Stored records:
********************

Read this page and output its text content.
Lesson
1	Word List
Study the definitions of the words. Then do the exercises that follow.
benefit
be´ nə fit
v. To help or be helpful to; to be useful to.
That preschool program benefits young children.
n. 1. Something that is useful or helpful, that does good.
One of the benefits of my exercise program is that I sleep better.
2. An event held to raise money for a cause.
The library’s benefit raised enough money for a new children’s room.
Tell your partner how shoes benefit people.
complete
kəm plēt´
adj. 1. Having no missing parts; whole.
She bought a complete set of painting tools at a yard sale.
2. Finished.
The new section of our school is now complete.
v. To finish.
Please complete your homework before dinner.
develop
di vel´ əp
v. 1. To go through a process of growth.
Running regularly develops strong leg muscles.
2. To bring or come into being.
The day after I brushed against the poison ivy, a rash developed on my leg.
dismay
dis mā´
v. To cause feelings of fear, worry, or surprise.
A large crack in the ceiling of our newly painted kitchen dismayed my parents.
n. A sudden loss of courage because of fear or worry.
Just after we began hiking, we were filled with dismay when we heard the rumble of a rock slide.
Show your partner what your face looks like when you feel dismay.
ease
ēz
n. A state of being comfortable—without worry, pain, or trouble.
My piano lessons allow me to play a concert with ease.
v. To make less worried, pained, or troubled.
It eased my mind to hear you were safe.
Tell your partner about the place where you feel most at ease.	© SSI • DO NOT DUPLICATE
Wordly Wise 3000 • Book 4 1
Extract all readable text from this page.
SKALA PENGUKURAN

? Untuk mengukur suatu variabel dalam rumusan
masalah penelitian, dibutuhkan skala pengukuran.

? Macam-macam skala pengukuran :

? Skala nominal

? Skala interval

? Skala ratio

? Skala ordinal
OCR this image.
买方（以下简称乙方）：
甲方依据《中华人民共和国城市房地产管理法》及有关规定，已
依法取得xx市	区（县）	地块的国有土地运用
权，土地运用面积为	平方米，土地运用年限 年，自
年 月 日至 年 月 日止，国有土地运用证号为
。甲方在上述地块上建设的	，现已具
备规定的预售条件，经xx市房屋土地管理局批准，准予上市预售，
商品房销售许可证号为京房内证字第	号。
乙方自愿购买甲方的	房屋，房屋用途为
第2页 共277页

********************

[TASK REQUIREMENTS] The required output is the exact sequence of lines from the one containing "OCR this image." through the end of the listing, both endpoints included.

[EXPECTED OUTPUT]
OCR this image.
买方（以下简称乙方）：
甲方依据《中华人民共和国城市房地产管理法》及有关规定，已
依法取得xx市	区（县）	地块的国有土地运用
权，土地运用面积为	平方米，土地运用年限 年，自
年 月 日至 年 月 日止，国有土地运用证号为
。甲方在上述地块上建设的	，现已具
备规定的预售条件，经xx市房屋土地管理局批准，准予上市预售，
商品房销售许可证号为京房内证字第	号。
乙方自愿购买甲方的	房屋，房屋用途为
第2页 共277页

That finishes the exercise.